* **Supplied data**:
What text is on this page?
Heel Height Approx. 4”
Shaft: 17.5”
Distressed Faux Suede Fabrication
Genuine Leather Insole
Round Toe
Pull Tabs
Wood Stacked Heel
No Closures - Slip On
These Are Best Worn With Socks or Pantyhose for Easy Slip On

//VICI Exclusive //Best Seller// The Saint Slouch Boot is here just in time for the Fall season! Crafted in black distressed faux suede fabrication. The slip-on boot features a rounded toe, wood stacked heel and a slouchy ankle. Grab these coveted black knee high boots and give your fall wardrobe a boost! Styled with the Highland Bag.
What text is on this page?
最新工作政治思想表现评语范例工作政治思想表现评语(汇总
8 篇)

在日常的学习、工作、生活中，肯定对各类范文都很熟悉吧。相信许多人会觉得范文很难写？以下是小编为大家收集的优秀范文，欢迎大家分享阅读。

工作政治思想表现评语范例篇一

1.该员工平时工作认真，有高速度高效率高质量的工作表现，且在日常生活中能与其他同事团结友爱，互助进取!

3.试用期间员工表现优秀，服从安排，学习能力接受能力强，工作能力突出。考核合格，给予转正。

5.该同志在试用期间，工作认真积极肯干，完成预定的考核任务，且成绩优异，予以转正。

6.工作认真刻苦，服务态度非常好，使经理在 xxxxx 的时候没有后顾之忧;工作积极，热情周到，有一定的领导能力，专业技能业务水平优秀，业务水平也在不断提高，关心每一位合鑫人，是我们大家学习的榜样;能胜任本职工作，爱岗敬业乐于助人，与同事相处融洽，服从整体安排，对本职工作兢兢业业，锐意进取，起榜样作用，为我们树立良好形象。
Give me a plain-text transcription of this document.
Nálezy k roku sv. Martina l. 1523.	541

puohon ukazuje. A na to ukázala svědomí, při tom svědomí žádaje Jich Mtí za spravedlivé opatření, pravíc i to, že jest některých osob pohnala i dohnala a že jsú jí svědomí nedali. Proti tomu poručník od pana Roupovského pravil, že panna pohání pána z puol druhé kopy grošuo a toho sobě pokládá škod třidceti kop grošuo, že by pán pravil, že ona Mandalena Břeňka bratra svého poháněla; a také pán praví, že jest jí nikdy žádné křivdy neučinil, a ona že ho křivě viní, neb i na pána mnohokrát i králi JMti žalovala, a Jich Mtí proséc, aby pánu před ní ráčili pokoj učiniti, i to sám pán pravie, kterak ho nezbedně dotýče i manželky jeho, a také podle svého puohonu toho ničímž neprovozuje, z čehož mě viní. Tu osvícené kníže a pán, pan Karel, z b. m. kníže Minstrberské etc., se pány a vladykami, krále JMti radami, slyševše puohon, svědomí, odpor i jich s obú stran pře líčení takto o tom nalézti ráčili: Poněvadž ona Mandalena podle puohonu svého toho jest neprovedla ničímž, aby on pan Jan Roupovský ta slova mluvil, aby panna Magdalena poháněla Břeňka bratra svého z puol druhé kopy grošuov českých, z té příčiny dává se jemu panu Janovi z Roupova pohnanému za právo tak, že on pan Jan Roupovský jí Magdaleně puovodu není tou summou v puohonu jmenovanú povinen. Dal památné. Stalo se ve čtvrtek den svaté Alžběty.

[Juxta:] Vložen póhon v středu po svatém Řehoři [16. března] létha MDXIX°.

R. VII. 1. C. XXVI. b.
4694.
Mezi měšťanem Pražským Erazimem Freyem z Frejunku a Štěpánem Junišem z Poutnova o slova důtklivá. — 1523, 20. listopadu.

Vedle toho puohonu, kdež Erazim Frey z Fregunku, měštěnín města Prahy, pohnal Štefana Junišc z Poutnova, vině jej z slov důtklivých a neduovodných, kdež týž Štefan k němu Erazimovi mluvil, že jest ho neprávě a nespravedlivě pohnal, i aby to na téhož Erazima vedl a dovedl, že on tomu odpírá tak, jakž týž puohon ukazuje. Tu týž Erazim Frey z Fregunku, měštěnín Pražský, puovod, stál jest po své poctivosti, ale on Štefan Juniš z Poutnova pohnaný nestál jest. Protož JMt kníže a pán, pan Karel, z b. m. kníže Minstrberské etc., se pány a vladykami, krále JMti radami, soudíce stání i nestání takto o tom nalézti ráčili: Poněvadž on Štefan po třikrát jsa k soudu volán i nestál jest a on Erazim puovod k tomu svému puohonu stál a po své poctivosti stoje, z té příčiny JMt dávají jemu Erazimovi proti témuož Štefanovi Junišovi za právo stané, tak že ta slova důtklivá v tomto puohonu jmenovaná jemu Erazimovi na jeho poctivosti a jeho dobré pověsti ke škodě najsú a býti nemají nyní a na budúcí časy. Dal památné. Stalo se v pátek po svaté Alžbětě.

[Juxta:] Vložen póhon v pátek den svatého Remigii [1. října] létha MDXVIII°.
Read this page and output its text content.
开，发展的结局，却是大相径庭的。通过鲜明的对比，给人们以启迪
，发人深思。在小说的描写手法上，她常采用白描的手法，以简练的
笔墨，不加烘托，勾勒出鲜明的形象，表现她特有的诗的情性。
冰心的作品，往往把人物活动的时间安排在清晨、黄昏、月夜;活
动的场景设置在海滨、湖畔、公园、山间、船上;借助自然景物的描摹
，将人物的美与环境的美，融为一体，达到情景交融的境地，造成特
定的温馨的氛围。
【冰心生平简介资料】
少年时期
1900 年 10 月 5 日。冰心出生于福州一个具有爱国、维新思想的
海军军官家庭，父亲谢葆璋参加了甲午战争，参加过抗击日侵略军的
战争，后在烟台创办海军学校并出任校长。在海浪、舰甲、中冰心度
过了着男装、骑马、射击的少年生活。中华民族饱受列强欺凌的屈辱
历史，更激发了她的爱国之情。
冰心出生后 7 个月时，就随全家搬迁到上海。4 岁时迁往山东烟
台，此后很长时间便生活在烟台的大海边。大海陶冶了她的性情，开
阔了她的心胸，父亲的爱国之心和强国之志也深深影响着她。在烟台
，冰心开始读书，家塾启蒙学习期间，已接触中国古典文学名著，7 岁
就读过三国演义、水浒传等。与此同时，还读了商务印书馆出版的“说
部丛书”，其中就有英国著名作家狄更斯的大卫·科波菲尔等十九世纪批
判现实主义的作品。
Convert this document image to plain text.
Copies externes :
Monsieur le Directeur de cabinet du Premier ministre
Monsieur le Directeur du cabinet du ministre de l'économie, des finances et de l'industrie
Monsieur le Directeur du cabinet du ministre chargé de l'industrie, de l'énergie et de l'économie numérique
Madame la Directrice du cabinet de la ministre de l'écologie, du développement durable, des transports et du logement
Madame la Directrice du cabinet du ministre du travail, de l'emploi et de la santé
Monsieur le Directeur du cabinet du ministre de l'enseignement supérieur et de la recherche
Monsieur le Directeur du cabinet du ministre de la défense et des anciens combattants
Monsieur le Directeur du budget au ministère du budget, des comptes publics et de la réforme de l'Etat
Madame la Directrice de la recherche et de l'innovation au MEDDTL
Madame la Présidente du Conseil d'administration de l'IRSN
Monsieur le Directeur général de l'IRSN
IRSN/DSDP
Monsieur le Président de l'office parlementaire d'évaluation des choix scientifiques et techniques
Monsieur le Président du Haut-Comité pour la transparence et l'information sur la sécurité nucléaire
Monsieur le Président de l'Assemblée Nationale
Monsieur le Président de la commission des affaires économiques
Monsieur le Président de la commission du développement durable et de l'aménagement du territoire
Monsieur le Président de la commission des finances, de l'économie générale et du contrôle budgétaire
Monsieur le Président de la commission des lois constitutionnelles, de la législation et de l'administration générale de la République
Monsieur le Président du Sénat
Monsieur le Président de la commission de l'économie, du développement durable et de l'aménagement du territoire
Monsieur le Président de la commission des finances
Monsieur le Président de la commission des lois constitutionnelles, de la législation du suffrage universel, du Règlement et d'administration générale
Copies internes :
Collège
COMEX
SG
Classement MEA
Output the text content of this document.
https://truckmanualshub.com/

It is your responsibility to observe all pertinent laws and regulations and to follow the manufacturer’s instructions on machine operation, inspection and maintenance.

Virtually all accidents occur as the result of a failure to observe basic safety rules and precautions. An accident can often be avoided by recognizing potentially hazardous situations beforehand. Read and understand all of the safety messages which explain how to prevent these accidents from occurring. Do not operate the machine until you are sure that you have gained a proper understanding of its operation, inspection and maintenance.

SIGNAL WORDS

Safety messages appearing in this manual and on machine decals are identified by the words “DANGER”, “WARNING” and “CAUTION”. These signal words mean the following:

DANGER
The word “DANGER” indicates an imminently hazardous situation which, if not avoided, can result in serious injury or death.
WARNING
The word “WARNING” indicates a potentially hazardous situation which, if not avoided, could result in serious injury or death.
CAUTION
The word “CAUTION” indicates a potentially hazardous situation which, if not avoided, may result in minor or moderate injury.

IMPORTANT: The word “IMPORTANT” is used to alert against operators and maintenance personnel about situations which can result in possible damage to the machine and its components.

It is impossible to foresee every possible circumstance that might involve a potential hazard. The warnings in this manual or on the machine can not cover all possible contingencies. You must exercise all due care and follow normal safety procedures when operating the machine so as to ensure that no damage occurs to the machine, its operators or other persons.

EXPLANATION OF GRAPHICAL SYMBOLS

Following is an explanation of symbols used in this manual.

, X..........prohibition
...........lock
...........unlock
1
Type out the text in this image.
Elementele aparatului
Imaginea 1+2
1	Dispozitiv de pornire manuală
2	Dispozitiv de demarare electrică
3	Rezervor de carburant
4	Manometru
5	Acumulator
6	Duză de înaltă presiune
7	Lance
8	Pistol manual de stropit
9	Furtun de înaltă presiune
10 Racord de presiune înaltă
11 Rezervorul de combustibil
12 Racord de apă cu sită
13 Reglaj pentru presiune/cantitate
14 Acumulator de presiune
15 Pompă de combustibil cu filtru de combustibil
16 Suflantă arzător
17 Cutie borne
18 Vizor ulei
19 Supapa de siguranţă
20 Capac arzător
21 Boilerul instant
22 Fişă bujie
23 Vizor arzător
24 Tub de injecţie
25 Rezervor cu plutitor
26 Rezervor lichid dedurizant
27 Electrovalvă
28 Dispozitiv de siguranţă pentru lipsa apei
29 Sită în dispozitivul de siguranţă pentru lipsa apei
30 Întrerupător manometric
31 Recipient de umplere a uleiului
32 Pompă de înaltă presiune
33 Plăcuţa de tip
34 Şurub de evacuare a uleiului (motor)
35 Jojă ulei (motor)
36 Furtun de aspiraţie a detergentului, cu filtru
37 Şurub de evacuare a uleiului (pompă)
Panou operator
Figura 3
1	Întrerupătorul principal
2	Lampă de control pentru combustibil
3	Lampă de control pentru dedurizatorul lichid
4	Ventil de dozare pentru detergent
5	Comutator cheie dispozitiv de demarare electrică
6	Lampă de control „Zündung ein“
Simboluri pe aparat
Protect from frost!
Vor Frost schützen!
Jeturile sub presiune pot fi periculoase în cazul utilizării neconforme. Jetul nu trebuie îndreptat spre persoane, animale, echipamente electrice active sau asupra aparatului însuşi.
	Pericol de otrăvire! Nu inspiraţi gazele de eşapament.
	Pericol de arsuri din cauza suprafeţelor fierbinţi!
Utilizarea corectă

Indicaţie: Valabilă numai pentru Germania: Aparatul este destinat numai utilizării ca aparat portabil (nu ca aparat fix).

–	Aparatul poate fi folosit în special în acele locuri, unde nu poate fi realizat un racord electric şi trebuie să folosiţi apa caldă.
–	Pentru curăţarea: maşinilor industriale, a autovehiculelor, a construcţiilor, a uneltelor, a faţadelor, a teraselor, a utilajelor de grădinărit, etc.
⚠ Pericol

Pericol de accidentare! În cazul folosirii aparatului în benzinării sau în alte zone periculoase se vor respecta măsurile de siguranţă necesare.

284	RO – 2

* **Requirements**: Every line in the data above that contains "législation" needs to be copied.

* **Expected output**:
Monsieur le Président de la commission des lois constitutionnelles, de la législation et de l'administration générale de la République
Monsieur le Président de la commission des lois constitutionnelles, de la législation du suffrage universel, du Règlement et d'administration générale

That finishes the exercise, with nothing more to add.